Records for the exercise start

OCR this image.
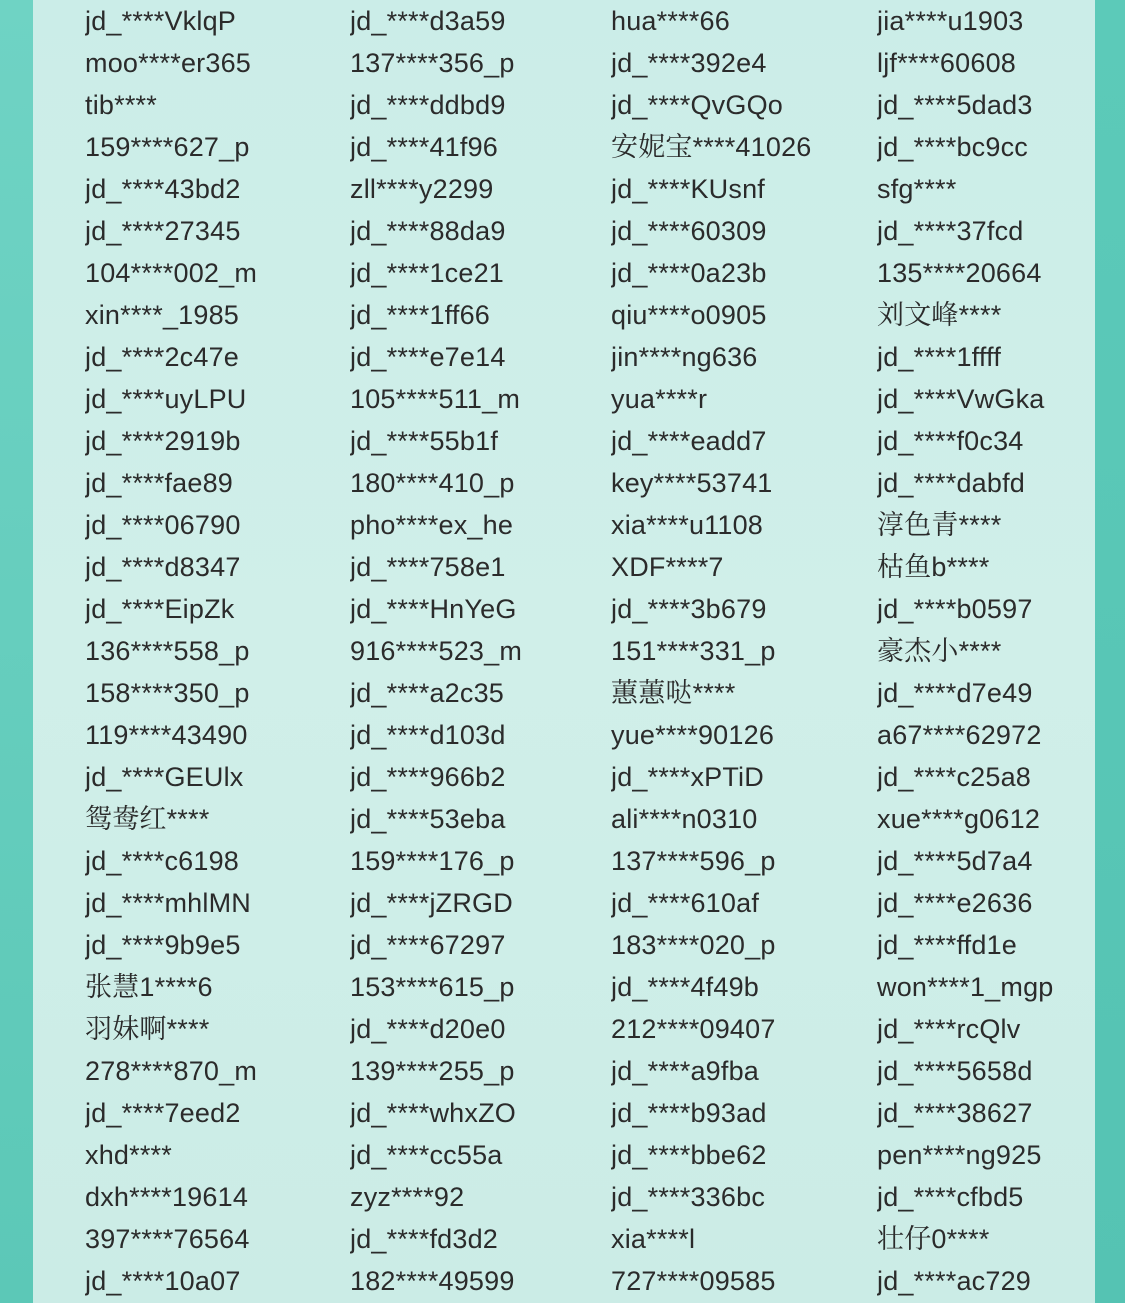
jd_****VklqP	jd_****d3a59	hua****66	jia****u1903
moo****er365	137****356_p	jd_****392e4	ljf****60608
tib****	jd_****ddbd9	jd_****QvGQo	jd_****5dad3
159****627_p	jd_****41f96	安妮宝****41026	jd_****bc9cc
jd_****43bd2	zll****y2299	jd_****KUsnf	sfg****
jd_****27345	jd_****88da9	jd_****60309	jd_****37fcd
104****002_m	jd_****1ce21	jd_****0a23b	135****20664
xin****_1985	jd_****1ff66	qiu****o0905	刘文峰****
jd_****2c47e	jd_****e7e14	jin****ng636	jd_****1ffff
jd_****uyLPU	105****511_m	yua****r	jd_****VwGka
jd_****2919b	jd_****55b1f	jd_****eadd7	jd_****f0c34
jd_****fae89	180****410_p	key****53741	jd_****dabfd
jd_****06790	pho****ex_he	xia****u1108	淳色青****
jd_****d8347	jd_****758e1	XDF****7	枯鱼b****
jd_****EipZk	jd_****HnYeG	jd_****3b679	jd_****b0597
136****558_p	916****523_m	151****331_p	豪杰小****
158****350_p	jd_****a2c35	蕙蕙哒****	jd_****d7e49
119****43490	jd_****d103d	yue****90126	a67****62972
jd_****GEUlx	jd_****966b2	jd_****xPTiD	jd_****c25a8
鸳鸯红****	jd_****53eba	ali****n0310	xue****g0612
jd_****c6198	159****176_p	137****596_p	jd_****5d7a4
jd_****mhlMN	jd_****jZRGD	jd_****610af	jd_****e2636
jd_****9b9e5	jd_****67297	183****020_p	jd_****ffd1e
张慧1****6	153****615_p	jd_****4f49b	won****1_mgp
羽妹啊****	jd_****d20e0	212****09407	jd_****rcQlv
278****870_m	139****255_p	jd_****a9fba	jd_****5658d
jd_****7eed2	jd_****whxZO	jd_****b93ad	jd_****38627
xhd****	jd_****cc55a	jd_****bbe62	pen****ng925
dxh****19614	zyz****92	jd_****336bc	jd_****cfbd5
397****76564	jd_****fd3d2	xia****l	壮仔0****
jd_****10a07	182****49599	727****09585	jd_****ac729
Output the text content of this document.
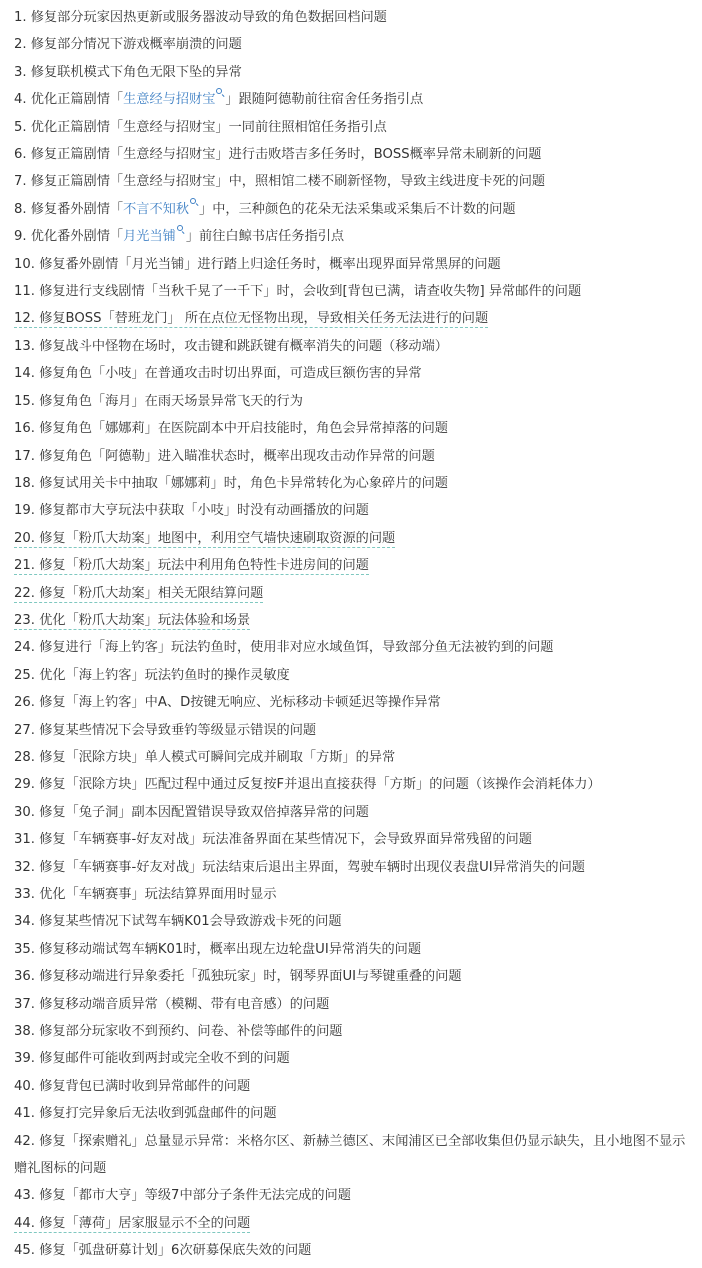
1. 修复部分玩家因热更新或服务器波动导致的角色数据回档问题
2. 修复部分情况下游戏概率崩溃的问题
3. 修复联机模式下角色无限下坠的异常
4. 优化正篇剧情「生意经与招财宝 」跟随阿德勒前往宿舍任务指引点
5. 优化正篇剧情「生意经与招财宝」一同前往照相馆任务指引点
6. 修复正篇剧情「生意经与招财宝」进行击败塔吉多任务时，BOSS概率异常未刷新的问题
7. 修复正篇剧情「生意经与招财宝」中，照相馆二楼不刷新怪物，导致主线进度卡死的问题
8. 修复番外剧情「不言不知秋 」中，三种颜色的花朵无法采集或采集后不计数的问题
9. 优化番外剧情「月光当铺 」前往白鲸书店任务指引点
10. 修复番外剧情「月光当铺」进行踏上归途任务时，概率出现界面异常黑屏的问题
11. 修复进行支线剧情「当秋千晃了一千下」时，会收到[背包已满，请查收失物] 异常邮件的问题
12. 修复BOSS「替班龙门」 所在点位无怪物出现，导致相关任务无法进行的问题
13. 修复战斗中怪物在场时，攻击键和跳跃键有概率消失的问题（移动端）
14. 修复角色「小吱」在普通攻击时切出界面，可造成巨额伤害的异常
15. 修复角色「海月」在雨天场景异常飞天的行为
16. 修复角色「娜娜莉」在医院副本中开启技能时，角色会异常掉落的问题
17. 修复角色「阿德勒」进入瞄准状态时，概率出现攻击动作异常的问题
18. 修复试用关卡中抽取「娜娜莉」时，角色卡异常转化为心象碎片的问题
19. 修复都市大亨玩法中获取「小吱」时没有动画播放的问题
20. 修复「粉爪大劫案」地图中，利用空气墙快速刷取资源的问题
21. 修复「粉爪大劫案」玩法中利用角色特性卡进房间的问题
22. 修复「粉爪大劫案」相关无限结算问题
23. 优化「粉爪大劫案」玩法体验和场景
24. 修复进行「海上钓客」玩法钓鱼时，使用非对应水域鱼饵，导致部分鱼无法被钓到的问题
25. 优化「海上钓客」玩法钓鱼时的操作灵敏度
26. 修复「海上钓客」中A、D按键无响应、光标移动卡顿延迟等操作异常
27. 修复某些情况下会导致垂钓等级显示错误的问题
28. 修复「泯除方块」单人模式可瞬间完成并刷取「方斯」的异常
29. 修复「泯除方块」匹配过程中通过反复按F并退出直接获得「方斯」的问题（该操作会消耗体力）
30. 修复「兔子洞」副本因配置错误导致双倍掉落异常的问题
31. 修复「车辆赛事-好友对战」玩法准备界面在某些情况下，会导致界面异常残留的问题
32. 修复「车辆赛事-好友对战」玩法结束后退出主界面，驾驶车辆时出现仪表盘UI异常消失的问题
33. 优化「车辆赛事」玩法结算界面用时显示
34. 修复某些情况下试驾车辆K01会导致游戏卡死的问题
35. 修复移动端试驾车辆K01时，概率出现左边轮盘UI异常消失的问题
36. 修复移动端进行异象委托「孤独玩家」时，钢琴界面UI与琴键重叠的问题
37. 修复移动端音质异常（模糊、带有电音感）的问题
38. 修复部分玩家收不到预约、问卷、补偿等邮件的问题
39. 修复邮件可能收到两封或完全收不到的问题
40. 修复背包已满时收到异常邮件的问题
41. 修复打完异象后无法收到弧盘邮件的问题
42. 修复「探索赠礼」总量显示异常：米格尔区、新赫兰德区、末闻浦区已全部收集但仍显示缺失，且小地图不显示赠礼图标的问题
43. 修复「都市大亨」等级7中部分子条件无法完成的问题
44. 修复「薄荷」居家服显示不全的问题
45. 修复「弧盘研募计划」6次研募保底失效的问题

Records for the exercise end

Your task
Search the lines above for the string "修复番外剧情" and copy each line that has it.

Exercise result
8. 修复番外剧情「不言不知秋 」中，三种颜色的花朵无法采集或采集后不计数的问题
10. 修复番外剧情「月光当铺」进行踏上归途任务时，概率出现界面异常黑屏的问题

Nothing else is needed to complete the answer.